**Exercise material:**
******

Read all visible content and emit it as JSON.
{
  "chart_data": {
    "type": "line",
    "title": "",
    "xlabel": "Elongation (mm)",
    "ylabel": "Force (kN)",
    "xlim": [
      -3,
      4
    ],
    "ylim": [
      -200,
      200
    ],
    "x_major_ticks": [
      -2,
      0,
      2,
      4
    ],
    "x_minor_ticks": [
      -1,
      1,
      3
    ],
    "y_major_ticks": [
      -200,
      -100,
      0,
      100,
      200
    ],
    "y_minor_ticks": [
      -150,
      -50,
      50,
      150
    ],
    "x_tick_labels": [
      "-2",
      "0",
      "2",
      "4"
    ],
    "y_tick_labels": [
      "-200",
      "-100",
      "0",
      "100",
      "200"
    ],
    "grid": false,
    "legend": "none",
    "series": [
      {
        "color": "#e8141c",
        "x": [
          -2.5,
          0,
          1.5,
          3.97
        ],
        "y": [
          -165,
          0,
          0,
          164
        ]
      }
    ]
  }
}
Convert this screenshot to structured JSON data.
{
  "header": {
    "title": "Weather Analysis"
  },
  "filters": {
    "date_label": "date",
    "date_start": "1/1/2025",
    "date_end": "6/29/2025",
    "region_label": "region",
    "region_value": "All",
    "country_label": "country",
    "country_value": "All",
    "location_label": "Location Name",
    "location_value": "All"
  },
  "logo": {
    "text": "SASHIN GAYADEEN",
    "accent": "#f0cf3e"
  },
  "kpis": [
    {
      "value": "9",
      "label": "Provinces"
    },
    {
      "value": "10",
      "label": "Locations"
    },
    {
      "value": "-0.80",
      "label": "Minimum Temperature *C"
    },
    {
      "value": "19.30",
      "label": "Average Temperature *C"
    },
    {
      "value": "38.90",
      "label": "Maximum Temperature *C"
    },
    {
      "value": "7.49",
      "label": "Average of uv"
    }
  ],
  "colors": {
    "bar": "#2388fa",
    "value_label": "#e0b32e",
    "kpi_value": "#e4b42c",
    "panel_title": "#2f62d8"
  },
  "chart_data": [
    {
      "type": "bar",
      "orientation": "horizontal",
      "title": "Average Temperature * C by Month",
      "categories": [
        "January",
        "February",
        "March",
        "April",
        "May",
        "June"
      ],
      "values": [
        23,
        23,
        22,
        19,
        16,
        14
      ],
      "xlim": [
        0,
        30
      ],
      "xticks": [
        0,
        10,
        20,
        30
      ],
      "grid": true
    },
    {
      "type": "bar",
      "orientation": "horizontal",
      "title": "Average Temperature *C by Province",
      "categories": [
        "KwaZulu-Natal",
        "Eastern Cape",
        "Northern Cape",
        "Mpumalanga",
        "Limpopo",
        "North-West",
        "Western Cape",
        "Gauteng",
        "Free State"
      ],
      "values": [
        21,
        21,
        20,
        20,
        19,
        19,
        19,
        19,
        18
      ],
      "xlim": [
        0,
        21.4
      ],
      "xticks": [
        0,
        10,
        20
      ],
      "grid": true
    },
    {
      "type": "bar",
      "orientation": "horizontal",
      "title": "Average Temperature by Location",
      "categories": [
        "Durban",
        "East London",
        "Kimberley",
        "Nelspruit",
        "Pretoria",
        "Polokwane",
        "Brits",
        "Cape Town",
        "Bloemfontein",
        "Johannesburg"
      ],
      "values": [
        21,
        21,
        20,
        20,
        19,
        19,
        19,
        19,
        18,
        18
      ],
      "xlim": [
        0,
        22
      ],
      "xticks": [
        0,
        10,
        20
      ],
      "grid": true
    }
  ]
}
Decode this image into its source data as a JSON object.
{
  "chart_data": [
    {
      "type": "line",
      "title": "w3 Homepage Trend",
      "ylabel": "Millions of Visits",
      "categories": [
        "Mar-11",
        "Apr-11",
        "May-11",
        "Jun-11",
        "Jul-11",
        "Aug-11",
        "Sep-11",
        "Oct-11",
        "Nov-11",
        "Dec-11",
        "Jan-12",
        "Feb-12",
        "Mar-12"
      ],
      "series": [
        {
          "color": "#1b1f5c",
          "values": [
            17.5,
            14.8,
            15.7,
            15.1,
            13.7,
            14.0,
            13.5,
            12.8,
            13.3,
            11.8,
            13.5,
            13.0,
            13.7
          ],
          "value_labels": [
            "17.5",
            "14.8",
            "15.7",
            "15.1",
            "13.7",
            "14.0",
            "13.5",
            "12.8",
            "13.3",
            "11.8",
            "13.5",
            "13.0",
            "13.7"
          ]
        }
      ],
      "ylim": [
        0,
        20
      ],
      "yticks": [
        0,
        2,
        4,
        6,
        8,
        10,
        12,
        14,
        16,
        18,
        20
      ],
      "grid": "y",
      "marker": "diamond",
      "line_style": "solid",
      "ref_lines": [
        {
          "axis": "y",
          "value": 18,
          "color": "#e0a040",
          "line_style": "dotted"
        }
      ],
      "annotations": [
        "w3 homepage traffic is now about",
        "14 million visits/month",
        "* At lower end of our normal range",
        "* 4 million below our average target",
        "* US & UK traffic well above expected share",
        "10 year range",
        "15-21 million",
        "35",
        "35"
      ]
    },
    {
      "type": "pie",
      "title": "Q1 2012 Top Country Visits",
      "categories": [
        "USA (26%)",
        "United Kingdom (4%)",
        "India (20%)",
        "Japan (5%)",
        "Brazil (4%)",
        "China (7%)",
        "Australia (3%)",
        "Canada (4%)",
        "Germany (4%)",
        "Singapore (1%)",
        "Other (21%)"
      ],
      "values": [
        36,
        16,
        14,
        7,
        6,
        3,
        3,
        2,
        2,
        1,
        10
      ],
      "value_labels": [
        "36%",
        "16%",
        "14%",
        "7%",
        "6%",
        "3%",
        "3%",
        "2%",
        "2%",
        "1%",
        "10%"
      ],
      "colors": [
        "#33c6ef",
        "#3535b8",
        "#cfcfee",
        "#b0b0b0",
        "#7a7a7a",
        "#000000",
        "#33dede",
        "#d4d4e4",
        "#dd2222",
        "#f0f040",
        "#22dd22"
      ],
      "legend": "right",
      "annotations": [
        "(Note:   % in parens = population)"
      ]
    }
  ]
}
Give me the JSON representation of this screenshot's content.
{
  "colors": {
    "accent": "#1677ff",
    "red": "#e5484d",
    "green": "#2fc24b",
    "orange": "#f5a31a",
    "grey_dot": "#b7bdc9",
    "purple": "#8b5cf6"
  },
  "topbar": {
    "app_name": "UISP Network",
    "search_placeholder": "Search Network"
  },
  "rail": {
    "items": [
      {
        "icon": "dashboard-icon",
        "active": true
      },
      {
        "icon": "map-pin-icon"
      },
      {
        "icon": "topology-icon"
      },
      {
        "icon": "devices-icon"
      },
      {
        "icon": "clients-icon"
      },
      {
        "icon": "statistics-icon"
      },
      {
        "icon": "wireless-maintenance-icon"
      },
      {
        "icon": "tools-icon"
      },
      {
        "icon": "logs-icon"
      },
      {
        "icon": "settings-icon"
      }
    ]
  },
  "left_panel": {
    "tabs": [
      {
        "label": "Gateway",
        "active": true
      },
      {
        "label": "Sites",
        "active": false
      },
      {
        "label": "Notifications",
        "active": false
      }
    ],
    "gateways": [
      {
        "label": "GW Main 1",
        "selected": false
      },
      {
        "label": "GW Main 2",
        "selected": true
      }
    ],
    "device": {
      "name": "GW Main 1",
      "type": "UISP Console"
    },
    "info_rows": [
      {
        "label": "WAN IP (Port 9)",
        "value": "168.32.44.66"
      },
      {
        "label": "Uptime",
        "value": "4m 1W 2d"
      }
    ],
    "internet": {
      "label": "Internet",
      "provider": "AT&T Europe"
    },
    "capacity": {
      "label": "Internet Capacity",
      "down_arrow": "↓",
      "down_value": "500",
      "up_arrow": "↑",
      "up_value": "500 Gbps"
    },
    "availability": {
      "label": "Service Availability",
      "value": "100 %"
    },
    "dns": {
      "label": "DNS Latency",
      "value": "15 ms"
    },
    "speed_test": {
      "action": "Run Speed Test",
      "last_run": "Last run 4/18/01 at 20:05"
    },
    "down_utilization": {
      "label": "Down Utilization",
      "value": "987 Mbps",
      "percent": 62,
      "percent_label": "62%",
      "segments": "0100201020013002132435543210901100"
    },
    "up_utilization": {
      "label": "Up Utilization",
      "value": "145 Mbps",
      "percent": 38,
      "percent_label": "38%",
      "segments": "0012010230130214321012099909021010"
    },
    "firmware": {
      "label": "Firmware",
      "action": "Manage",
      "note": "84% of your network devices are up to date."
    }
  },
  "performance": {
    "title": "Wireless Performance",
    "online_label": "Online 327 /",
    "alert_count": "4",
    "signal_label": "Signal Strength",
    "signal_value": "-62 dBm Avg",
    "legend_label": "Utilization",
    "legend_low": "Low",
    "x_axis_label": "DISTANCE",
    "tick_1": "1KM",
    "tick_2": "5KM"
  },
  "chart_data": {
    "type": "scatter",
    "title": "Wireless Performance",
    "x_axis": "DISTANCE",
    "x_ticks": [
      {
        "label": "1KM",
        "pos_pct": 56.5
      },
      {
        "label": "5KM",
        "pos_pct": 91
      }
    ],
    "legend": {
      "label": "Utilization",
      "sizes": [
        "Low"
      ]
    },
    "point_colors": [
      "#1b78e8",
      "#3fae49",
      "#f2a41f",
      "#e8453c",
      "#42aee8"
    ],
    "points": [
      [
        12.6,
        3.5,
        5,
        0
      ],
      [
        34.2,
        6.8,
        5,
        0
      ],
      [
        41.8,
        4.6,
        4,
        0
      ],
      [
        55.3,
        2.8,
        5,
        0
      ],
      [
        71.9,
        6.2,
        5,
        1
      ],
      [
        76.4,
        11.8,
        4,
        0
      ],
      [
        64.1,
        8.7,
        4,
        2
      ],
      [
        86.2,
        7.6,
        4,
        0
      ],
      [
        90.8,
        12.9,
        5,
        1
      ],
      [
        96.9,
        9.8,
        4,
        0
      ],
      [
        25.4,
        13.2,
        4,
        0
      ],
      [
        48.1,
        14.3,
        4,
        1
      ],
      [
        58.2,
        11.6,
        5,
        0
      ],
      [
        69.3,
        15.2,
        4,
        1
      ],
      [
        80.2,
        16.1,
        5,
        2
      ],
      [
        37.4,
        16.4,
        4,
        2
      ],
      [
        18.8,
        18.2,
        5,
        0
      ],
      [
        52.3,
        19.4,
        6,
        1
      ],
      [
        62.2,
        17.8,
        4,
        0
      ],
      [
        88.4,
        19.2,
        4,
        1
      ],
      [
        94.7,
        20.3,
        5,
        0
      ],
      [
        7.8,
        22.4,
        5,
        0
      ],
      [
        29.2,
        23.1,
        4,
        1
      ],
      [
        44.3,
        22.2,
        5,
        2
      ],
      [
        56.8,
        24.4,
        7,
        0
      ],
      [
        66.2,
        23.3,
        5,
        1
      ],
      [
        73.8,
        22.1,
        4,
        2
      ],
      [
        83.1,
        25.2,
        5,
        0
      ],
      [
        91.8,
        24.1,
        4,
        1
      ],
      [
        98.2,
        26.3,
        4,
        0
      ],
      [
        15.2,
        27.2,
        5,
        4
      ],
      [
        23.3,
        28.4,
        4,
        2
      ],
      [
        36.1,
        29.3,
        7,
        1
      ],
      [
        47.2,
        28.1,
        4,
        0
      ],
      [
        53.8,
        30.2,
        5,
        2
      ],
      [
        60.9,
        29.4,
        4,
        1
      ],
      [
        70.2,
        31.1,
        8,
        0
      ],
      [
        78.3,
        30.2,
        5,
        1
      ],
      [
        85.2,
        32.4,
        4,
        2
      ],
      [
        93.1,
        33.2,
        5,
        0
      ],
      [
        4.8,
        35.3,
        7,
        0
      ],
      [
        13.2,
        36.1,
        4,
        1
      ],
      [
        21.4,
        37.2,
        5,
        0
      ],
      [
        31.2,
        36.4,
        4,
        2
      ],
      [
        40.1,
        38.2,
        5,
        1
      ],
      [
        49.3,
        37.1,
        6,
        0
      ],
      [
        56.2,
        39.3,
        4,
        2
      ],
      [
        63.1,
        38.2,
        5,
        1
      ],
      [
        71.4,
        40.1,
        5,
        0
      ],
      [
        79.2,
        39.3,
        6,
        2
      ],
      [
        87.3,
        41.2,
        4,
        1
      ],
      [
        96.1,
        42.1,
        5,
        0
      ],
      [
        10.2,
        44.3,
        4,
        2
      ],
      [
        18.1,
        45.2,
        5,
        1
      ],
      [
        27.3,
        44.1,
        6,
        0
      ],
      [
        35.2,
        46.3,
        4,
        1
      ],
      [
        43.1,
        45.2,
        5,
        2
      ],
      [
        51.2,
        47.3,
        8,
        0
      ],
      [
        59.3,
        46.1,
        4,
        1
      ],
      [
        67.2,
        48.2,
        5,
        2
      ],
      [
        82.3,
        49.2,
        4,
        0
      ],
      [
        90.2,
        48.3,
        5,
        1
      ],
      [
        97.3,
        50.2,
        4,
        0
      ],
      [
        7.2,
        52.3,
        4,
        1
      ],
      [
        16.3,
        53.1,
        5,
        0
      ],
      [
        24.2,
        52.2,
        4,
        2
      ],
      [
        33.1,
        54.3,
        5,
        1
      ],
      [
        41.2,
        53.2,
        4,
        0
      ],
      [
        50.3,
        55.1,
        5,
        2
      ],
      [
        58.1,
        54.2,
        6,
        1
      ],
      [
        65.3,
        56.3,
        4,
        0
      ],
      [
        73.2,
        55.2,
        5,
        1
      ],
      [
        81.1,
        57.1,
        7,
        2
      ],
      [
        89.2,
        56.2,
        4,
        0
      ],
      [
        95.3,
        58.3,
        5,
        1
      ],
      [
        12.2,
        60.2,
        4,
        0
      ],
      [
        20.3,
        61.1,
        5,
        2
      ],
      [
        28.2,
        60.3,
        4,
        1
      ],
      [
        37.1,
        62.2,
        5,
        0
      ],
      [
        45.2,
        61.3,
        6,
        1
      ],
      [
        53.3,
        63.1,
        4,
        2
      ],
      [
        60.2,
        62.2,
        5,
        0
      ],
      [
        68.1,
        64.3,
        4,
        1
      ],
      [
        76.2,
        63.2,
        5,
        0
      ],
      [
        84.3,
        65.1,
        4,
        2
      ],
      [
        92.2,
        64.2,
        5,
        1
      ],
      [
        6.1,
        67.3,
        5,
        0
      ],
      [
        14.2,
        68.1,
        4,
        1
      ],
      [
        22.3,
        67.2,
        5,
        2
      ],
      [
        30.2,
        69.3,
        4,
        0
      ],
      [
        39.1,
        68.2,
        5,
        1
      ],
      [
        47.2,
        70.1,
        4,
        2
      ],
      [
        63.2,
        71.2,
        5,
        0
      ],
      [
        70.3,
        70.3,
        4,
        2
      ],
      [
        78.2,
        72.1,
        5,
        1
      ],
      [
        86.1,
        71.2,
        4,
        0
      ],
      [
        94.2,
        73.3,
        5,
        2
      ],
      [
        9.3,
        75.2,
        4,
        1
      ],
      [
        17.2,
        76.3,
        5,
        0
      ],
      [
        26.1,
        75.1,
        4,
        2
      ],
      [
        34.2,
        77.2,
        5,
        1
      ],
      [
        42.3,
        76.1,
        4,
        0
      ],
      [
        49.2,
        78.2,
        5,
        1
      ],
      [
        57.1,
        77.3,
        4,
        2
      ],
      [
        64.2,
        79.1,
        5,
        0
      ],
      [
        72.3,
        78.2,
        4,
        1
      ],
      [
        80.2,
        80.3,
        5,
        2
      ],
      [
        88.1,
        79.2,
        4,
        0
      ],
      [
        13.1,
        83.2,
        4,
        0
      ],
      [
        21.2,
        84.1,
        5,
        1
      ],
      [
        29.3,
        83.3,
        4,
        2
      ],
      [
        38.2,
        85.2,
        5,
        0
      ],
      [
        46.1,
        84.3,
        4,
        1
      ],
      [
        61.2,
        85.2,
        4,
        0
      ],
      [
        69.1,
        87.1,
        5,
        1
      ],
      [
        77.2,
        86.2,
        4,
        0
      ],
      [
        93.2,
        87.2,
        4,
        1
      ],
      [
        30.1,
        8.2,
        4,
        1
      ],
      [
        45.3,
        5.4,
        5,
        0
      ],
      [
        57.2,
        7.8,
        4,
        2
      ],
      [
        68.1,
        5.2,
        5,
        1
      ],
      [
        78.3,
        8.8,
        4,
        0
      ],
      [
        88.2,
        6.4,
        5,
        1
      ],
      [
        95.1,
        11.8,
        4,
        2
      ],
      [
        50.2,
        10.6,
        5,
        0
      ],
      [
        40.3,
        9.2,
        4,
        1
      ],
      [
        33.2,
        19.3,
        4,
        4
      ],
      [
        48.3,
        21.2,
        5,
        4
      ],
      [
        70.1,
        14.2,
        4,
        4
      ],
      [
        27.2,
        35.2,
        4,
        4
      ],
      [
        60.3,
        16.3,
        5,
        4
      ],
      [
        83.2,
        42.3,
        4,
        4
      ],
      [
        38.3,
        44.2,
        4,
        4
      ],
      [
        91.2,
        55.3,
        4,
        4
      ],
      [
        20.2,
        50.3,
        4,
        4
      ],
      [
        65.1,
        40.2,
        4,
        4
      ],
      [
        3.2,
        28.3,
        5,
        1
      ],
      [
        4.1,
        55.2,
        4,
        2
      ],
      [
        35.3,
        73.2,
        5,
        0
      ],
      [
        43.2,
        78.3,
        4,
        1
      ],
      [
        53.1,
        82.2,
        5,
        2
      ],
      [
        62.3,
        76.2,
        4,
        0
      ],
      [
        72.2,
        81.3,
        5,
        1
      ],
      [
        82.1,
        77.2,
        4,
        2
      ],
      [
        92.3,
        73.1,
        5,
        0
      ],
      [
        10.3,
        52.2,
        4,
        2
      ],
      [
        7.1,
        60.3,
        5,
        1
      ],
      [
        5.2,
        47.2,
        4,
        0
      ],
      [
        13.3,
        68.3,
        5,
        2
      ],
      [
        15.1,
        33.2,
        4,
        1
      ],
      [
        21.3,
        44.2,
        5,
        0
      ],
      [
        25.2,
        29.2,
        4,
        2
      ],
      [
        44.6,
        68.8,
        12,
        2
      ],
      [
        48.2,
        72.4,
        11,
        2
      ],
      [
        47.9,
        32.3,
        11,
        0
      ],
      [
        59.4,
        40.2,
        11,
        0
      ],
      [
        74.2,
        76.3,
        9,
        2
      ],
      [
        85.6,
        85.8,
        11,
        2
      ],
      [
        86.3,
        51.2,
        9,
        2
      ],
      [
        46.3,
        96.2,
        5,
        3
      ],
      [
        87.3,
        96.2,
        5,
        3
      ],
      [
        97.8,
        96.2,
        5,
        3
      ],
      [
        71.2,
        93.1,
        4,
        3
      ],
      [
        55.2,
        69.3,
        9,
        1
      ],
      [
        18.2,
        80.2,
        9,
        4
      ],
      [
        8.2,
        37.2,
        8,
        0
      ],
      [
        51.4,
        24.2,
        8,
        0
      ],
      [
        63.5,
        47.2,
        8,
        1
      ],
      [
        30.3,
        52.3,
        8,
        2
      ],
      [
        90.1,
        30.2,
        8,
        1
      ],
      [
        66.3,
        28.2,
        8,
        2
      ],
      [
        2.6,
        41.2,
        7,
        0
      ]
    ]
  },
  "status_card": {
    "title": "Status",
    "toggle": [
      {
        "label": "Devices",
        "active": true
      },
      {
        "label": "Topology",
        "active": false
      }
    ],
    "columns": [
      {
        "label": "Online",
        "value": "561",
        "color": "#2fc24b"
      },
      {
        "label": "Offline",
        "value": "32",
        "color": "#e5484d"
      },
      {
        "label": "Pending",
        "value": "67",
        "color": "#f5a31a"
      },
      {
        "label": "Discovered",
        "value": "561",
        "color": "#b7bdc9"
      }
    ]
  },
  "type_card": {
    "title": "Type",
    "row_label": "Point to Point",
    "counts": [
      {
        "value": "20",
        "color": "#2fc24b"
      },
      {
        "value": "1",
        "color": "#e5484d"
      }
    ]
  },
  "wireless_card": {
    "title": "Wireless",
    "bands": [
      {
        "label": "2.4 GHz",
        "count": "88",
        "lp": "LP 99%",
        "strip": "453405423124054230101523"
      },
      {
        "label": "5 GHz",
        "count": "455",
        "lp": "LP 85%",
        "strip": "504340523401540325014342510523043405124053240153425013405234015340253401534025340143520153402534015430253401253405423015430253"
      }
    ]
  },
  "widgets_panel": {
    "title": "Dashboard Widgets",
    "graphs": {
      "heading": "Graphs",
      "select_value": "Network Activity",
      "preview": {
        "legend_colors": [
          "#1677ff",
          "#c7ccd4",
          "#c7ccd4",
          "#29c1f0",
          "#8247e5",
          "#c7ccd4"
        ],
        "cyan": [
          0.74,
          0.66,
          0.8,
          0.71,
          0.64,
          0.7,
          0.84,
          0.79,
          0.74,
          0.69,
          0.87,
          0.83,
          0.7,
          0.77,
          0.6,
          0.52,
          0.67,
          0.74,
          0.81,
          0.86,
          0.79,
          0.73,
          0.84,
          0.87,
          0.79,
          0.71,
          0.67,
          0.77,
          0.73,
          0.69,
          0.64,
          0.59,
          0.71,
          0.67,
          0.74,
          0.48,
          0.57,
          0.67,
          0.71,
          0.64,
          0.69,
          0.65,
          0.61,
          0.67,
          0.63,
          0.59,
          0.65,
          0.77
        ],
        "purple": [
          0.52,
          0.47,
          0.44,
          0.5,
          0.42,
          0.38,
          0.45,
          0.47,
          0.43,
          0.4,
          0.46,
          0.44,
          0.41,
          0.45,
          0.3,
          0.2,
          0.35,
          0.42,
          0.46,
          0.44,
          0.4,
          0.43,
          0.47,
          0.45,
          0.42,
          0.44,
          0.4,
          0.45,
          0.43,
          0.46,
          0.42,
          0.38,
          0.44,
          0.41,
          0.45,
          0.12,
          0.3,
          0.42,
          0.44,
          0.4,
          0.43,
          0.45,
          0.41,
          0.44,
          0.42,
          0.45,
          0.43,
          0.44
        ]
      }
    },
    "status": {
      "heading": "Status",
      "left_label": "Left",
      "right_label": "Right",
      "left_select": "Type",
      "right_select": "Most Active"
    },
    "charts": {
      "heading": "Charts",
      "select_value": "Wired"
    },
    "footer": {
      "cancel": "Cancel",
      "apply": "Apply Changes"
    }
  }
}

******

Every line above that contains the word "segments" should be reported.

**Task response:**
      "segments": "0100201020013002132435543210901100"
      "segments": "0012010230130214321012099909021010"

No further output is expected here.